## Begin
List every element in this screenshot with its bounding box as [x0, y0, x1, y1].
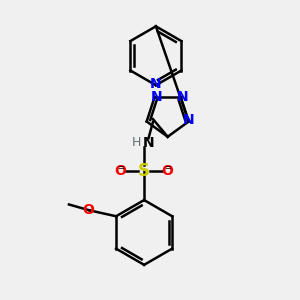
- Text: N: N: [150, 90, 162, 104]
- Text: =: =: [164, 163, 171, 172]
- Text: O: O: [82, 203, 94, 218]
- Text: O: O: [162, 164, 174, 178]
- Text: S: S: [138, 162, 150, 180]
- Text: N: N: [183, 113, 194, 127]
- Text: O: O: [115, 164, 127, 178]
- Text: N: N: [150, 77, 162, 91]
- Text: =: =: [117, 163, 124, 172]
- Text: H: H: [132, 136, 141, 149]
- Text: N: N: [143, 136, 154, 150]
- Text: N: N: [176, 90, 188, 104]
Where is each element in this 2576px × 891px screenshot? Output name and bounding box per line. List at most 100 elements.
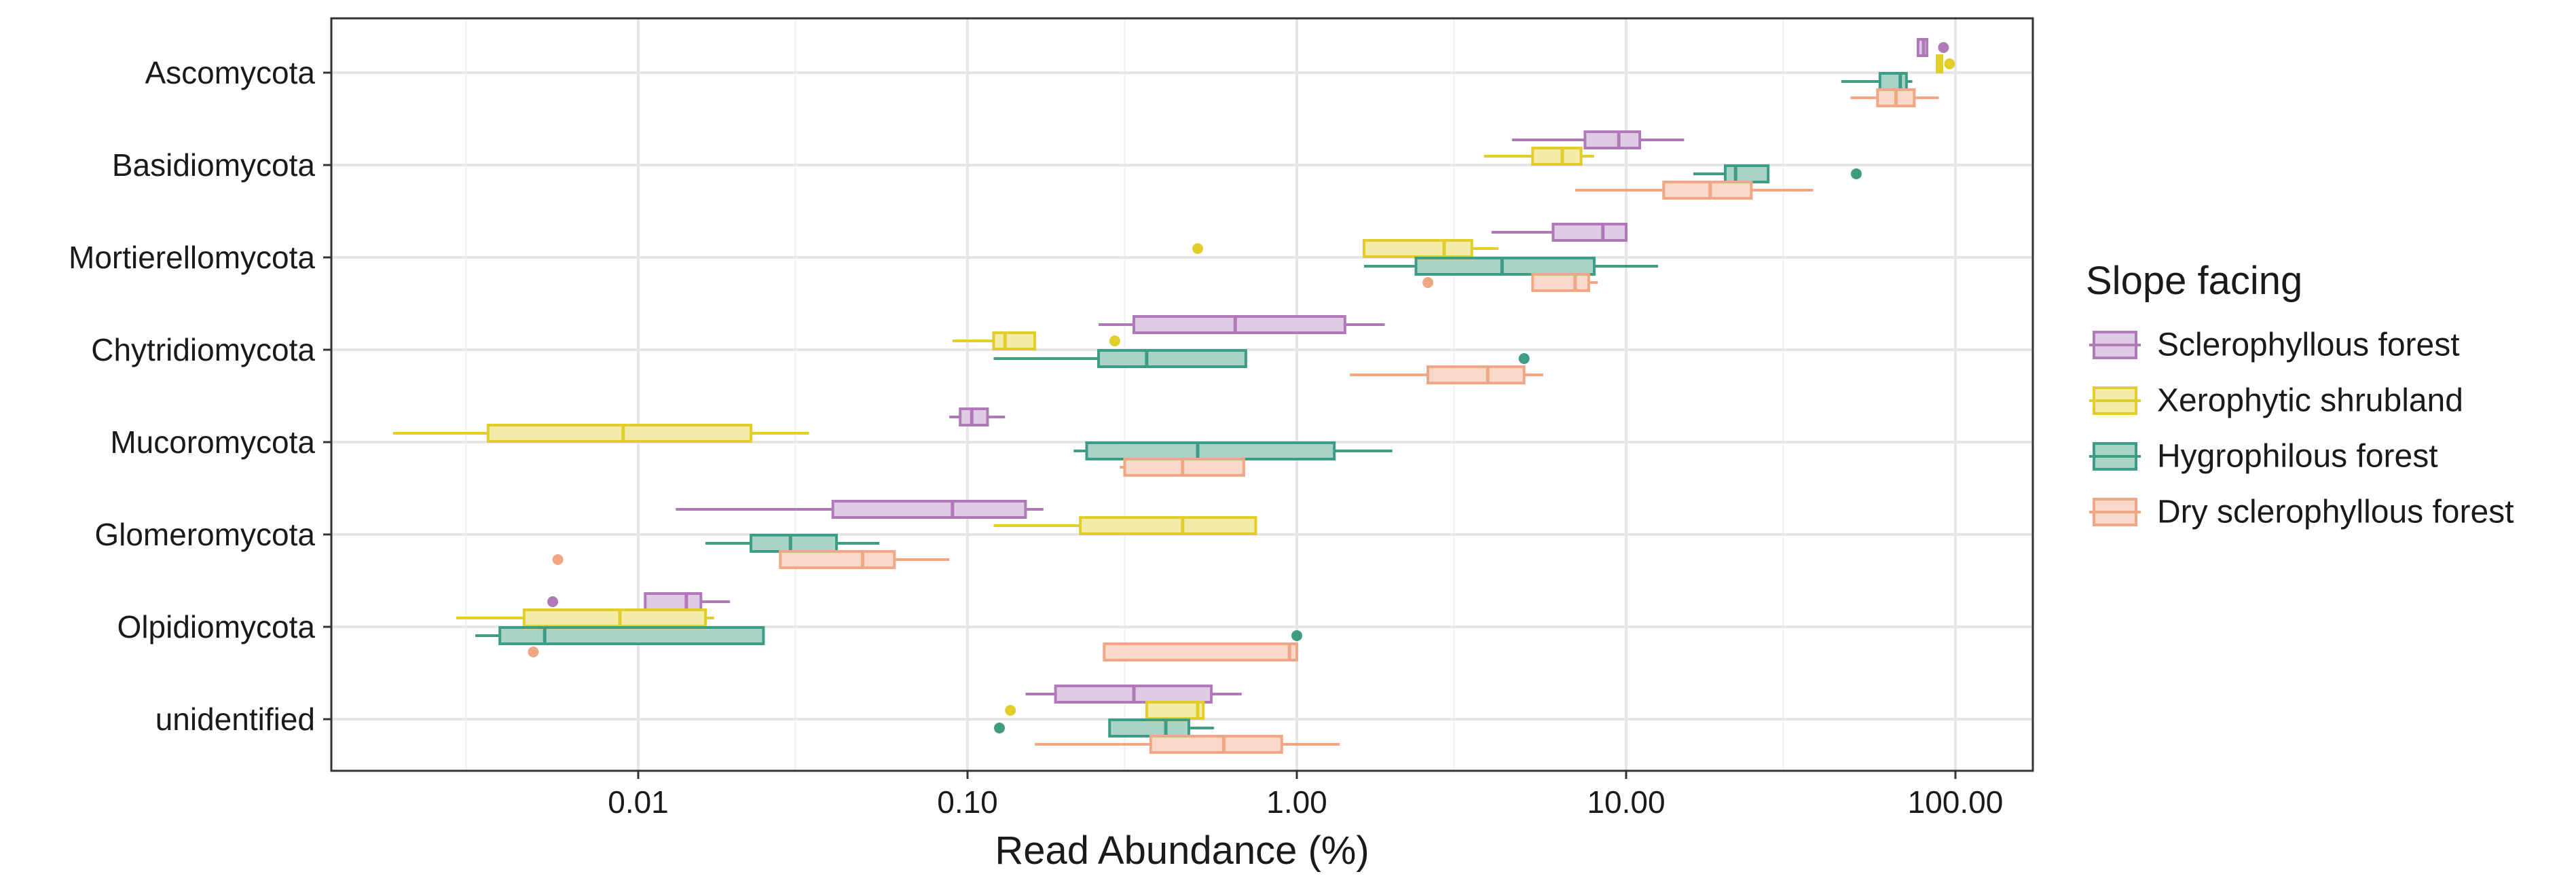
box-iqr <box>1149 735 1283 754</box>
legend-key-hygrophilous-forest <box>2089 442 2141 471</box>
outlier-point <box>1944 58 1955 69</box>
box-iqr <box>1362 239 1473 258</box>
series-dry-sclerophyllous-forest <box>528 88 1939 754</box>
x-axis: 0.01 0.10 1.00 10.00 100.00 <box>608 771 2003 820</box>
box-xerophytic-shrubland-basidiomycota <box>1484 147 1594 166</box>
series-sclerophyllous-forest <box>547 38 1949 704</box>
outlier-point <box>1518 353 1530 364</box>
boxplot-layer <box>392 38 1955 754</box>
box-sclerophyllous-forest-chytridiomycota <box>1099 315 1385 334</box>
box-iqr <box>1079 516 1257 535</box>
box-iqr <box>498 626 765 645</box>
series-xerophytic-shrubland <box>392 54 1955 720</box>
legend-label-sclerophyllous-forest: Sclerophyllous forest <box>2157 327 2460 363</box>
box-iqr <box>1145 701 1205 720</box>
box-sclerophyllous-forest-basidiomycota <box>1511 130 1685 149</box>
box-dry-sclerophyllous-forest-unidentified <box>1034 735 1340 754</box>
y-axis: Ascomycota Basidiomycota Mortierellomycota… <box>69 55 331 737</box>
box-sclerophyllous-forest-glomeromycota <box>676 500 1044 519</box>
box-hygrophilous-forest-olpidiomycota <box>475 626 1302 645</box>
outlier-point <box>1851 168 1862 179</box>
box-dry-sclerophyllous-forest-ascomycota <box>1850 88 1939 107</box>
y-tick-label-mortierellomycota: Mortierellomycota <box>69 240 315 275</box>
x-tick-label: 0.10 <box>937 784 998 820</box>
legend-key-sclerophyllous-forest <box>2089 331 2141 359</box>
box-sclerophyllous-forest-unidentified <box>1025 685 1242 704</box>
box-xerophytic-shrubland-glomeromycota <box>993 516 1257 535</box>
box-iqr <box>959 407 989 426</box>
box-iqr <box>1551 223 1627 242</box>
box-iqr <box>1414 257 1596 276</box>
box-hygrophilous-forest-mortierellomycota <box>1363 257 1659 276</box>
box-dry-sclerophyllous-forest-mucoromycota <box>1120 458 1245 477</box>
box-hygrophilous-forest-unidentified <box>994 719 1214 738</box>
box-dry-sclerophyllous-forest-chytridiomycota <box>1350 365 1543 384</box>
box-iqr <box>750 534 838 553</box>
box-xerophytic-shrubland-olpidiomycota <box>456 608 714 628</box>
y-tick-label-glomeromycota: Glomeromycota <box>94 517 315 552</box>
outlier-point <box>1291 630 1302 641</box>
box-iqr <box>1108 719 1190 738</box>
y-tick-label-chytridiomycota: Chytridiomycota <box>91 332 315 367</box>
y-tick-label-basidiomycota: Basidiomycota <box>112 147 316 183</box>
box-dry-sclerophyllous-forest-olpidiomycota <box>528 642 1298 661</box>
box-sclerophyllous-forest-mortierellomycota <box>1491 223 1627 242</box>
x-tick-label: 100.00 <box>1908 784 2004 820</box>
box-iqr <box>1583 130 1642 149</box>
outlier-point <box>1005 705 1016 716</box>
box-dry-sclerophyllous-forest-basidiomycota <box>1575 181 1814 200</box>
box-xerophytic-shrubland-ascomycota <box>1936 54 1955 73</box>
box-dry-sclerophyllous-forest-mortierellomycota <box>1422 273 1598 292</box>
box-sclerophyllous-forest-mucoromycota <box>949 407 1006 426</box>
box-sclerophyllous-forest-olpidiomycota <box>547 592 731 611</box>
legend-label-xerophytic-shrubland: Xerophytic shrubland <box>2157 383 2463 419</box>
box-iqr <box>1132 315 1346 334</box>
y-tick-label-olpidiomycota: Olpidiomycota <box>117 609 316 644</box>
series-hygrophilous-forest <box>475 72 1913 738</box>
box-xerophytic-shrubland-chytridiomycota <box>952 331 1120 350</box>
y-tick-label-ascomycota: Ascomycota <box>145 55 315 90</box>
box-hygrophilous-forest-basidiomycota <box>1693 164 1862 183</box>
box-iqr <box>1531 273 1590 292</box>
box-iqr <box>1723 164 1770 183</box>
legend: Slope facing Sclerophyllous forest Xeroph… <box>2086 259 2514 530</box>
x-tick-label: 10.00 <box>1587 784 1665 820</box>
y-tick-label-mucoromycota: Mucoromycota <box>110 424 315 460</box>
box-iqr <box>992 331 1036 350</box>
legend-key-dry-sclerophyllous-forest <box>2089 498 2141 526</box>
box-hygrophilous-forest-chytridiomycota <box>993 349 1530 368</box>
box-iqr <box>522 608 707 628</box>
legend-key-xerophytic-shrubland <box>2089 386 2141 415</box>
box-iqr <box>779 550 896 569</box>
outlier-point <box>1422 277 1434 288</box>
box-xerophytic-shrubland-mucoromycota <box>392 424 809 443</box>
outlier-point <box>1109 335 1120 346</box>
legend-label-dry-sclerophyllous-forest: Dry sclerophyllous forest <box>2157 494 2514 530</box>
box-iqr <box>644 592 703 611</box>
box-iqr <box>1085 441 1336 460</box>
box-iqr <box>1531 147 1583 166</box>
box-iqr <box>486 424 753 443</box>
legend-title: Slope facing <box>2086 259 2302 303</box>
outlier-point <box>552 554 564 565</box>
x-tick-label: 0.01 <box>608 784 669 820</box>
outlier-point <box>994 723 1006 733</box>
box-iqr <box>1103 642 1298 661</box>
outlier-point <box>528 647 539 657</box>
y-tick-label-unidentified: unidentified <box>155 702 315 737</box>
box-iqr <box>1427 365 1526 384</box>
box-sclerophyllous-forest-ascomycota <box>1916 38 1949 57</box>
outlier-point <box>547 596 559 607</box>
box-iqr <box>1662 181 1753 200</box>
box-xerophytic-shrubland-unidentified <box>1005 701 1205 720</box>
box-iqr <box>831 500 1027 519</box>
outlier-point <box>1938 42 1949 53</box>
x-tick-label: 1.00 <box>1266 784 1327 820</box>
x-axis-title: Read Abundance (%) <box>995 829 1369 873</box>
outlier-point <box>1192 243 1204 254</box>
box-dry-sclerophyllous-forest-glomeromycota <box>552 550 950 569</box>
legend-label-hygrophilous-forest: Hygrophilous forest <box>2157 439 2438 475</box>
box-iqr <box>1878 72 1908 91</box>
plot-panel-border <box>330 17 2034 772</box>
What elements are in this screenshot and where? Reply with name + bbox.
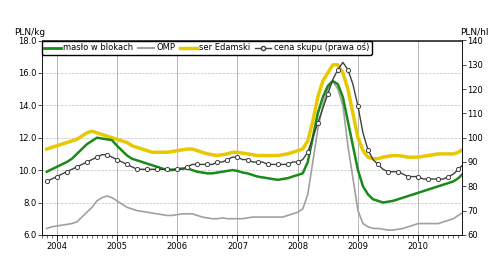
Text: PLN/kg: PLN/kg: [14, 28, 46, 37]
Legend: masło w blokach, OMP, ser Edamski, cena skupu (prawa oś): masło w blokach, OMP, ser Edamski, cena …: [42, 40, 372, 55]
Text: PLN/hl: PLN/hl: [461, 28, 489, 37]
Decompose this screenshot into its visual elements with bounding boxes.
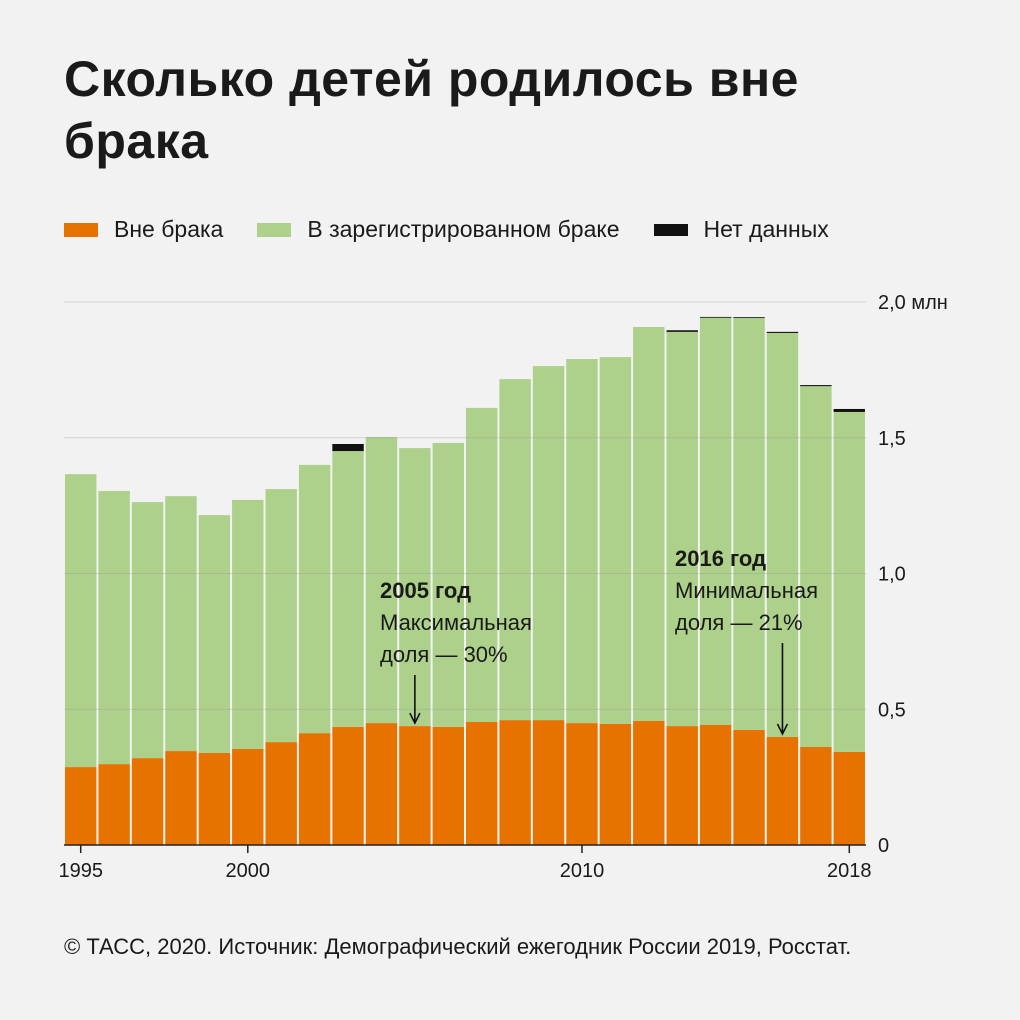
legend-label: В зарегистрированном браке: [307, 216, 620, 242]
x-tick-label: 2000: [226, 860, 271, 882]
bar-in-wedlock-2017: [800, 386, 832, 747]
bar-in-wedlock-2011: [599, 357, 632, 724]
bar-out-of-wedlock-1998: [165, 751, 197, 845]
bar-out-of-wedlock-2011: [599, 723, 632, 845]
bar-in-wedlock-1998: [165, 496, 197, 752]
bar-in-wedlock-2015: [733, 318, 765, 730]
bar-out-of-wedlock-2016: [766, 736, 799, 845]
bar-out-of-wedlock-2012: [633, 720, 665, 845]
bar-in-wedlock-2000: [232, 499, 264, 749]
bar-out-of-wedlock-2006: [432, 726, 464, 845]
bar-no-data-2017: [800, 385, 832, 387]
bar-out-of-wedlock-2002: [298, 733, 331, 845]
source-note: © ТАСС, 2020. Источник: Демографический …: [64, 934, 852, 959]
annotation-text: доля — 30%: [380, 642, 508, 667]
annotation-text: Максимальная: [380, 610, 532, 635]
bar-out-of-wedlock-2009: [532, 720, 565, 845]
bar-out-of-wedlock-1996: [98, 764, 130, 845]
bar-no-data-2016: [766, 331, 799, 333]
x-tick-label: 2010: [560, 860, 605, 882]
bar-in-wedlock-2004: [365, 436, 398, 724]
bar-out-of-wedlock-2015: [733, 729, 765, 845]
x-tick-label: 2018: [827, 860, 872, 882]
bar-in-wedlock-2001: [265, 489, 297, 743]
bar-out-of-wedlock-1999: [198, 752, 231, 845]
arrow-head-icon: [409, 712, 421, 725]
x-tick-label: 1995: [58, 860, 103, 882]
bar-in-wedlock-2007: [466, 407, 498, 723]
bar-out-of-wedlock-2005: [399, 726, 431, 845]
bar-out-of-wedlock-2008: [499, 720, 531, 845]
legend-label: Вне брака: [114, 216, 224, 242]
bar-no-data-2018: [833, 408, 865, 412]
legend-item-out-of-wedlock: Вне брака: [64, 216, 223, 243]
bar-in-wedlock-2010: [566, 359, 598, 724]
bar-in-wedlock-2008: [499, 379, 531, 721]
bar-in-wedlock-2018: [833, 411, 865, 752]
legend-label: Нет данных: [703, 216, 829, 242]
bar-in-wedlock-2006: [432, 442, 464, 727]
bar-no-data-2013: [666, 330, 698, 332]
bar-no-data-2014: [699, 316, 732, 318]
bar-in-wedlock-2002: [298, 464, 331, 734]
y-tick-label: 1,5: [878, 428, 906, 450]
bar-in-wedlock-1996: [98, 490, 130, 765]
annotation-text: Минимальная: [675, 578, 818, 603]
y-tick-label: 0,5: [878, 699, 906, 721]
bar-no-data-2003: [332, 443, 364, 452]
bar-out-of-wedlock-2017: [800, 746, 832, 845]
bar-out-of-wedlock-2007: [466, 722, 498, 845]
legend: Вне брака В зарегистрированном браке Нет…: [64, 216, 863, 243]
arrow-head-icon: [776, 723, 789, 736]
bar-in-wedlock-1995: [65, 474, 97, 768]
bar-out-of-wedlock-2001: [265, 742, 297, 845]
annotation-title: 2005 год: [380, 578, 471, 603]
bar-in-wedlock-1999: [198, 515, 231, 753]
legend-item-in-wedlock: В зарегистрированном браке: [257, 216, 620, 243]
bar-out-of-wedlock-2013: [666, 726, 698, 845]
legend-item-no-data: Нет данных: [653, 216, 829, 243]
bar-in-wedlock-2013: [666, 331, 698, 727]
y-tick-label: 1,0: [878, 564, 906, 586]
bar-out-of-wedlock-1995: [65, 767, 97, 845]
legend-swatch: [64, 222, 98, 237]
bar-in-wedlock-2009: [532, 366, 565, 721]
annotation-title: 2016 год: [675, 546, 766, 571]
y-tick-label: 2,0 млн: [878, 292, 948, 314]
annotation-text: доля — 21%: [675, 610, 803, 635]
bar-out-of-wedlock-2003: [332, 726, 364, 845]
legend-swatch: [257, 222, 292, 237]
bar-out-of-wedlock-1997: [131, 758, 164, 845]
bar-out-of-wedlock-2014: [699, 724, 732, 845]
bar-in-wedlock-2014: [699, 317, 732, 725]
y-tick-label: 0: [878, 835, 889, 857]
bar-in-wedlock-2003: [332, 451, 364, 727]
bar-out-of-wedlock-2004: [365, 723, 398, 845]
bar-no-data-2015: [733, 317, 765, 319]
bar-in-wedlock-1997: [131, 502, 164, 759]
legend-swatch: [653, 223, 688, 236]
bar-out-of-wedlock-2010: [566, 723, 598, 845]
chart-title: Сколько детей родилось вне брака: [64, 51, 799, 169]
bar-out-of-wedlock-2000: [232, 748, 264, 845]
bar-out-of-wedlock-2018: [833, 751, 865, 845]
bar-in-wedlock-2012: [633, 326, 665, 721]
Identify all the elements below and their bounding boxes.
## End
EXERCISE TASK –
Recast the part of the records that opens with the line containing "Text: PLN/kg: PLN/kg: [14, 28, 46, 37]" and closes with the line containing "Decompose this screenshot" as a JSON list of strings. Include both of those lines, give one string per line, and leave out blank lines.

THE RESPONSE –
[
  "Text: PLN/kg: PLN/kg: [14, 28, 46, 37]",
  "Legend: masło w blokach, OMP, ser Edamski, cena skupu (prawa oś): masło w blokach, OMP, ser Edamski, cena …: [42, 40, 372, 55]",
  "Text: PLN/hl: PLN/hl: [461, 28, 489, 37]",
  "Decompose this screenshot into its visual elements with bounding boxes."
]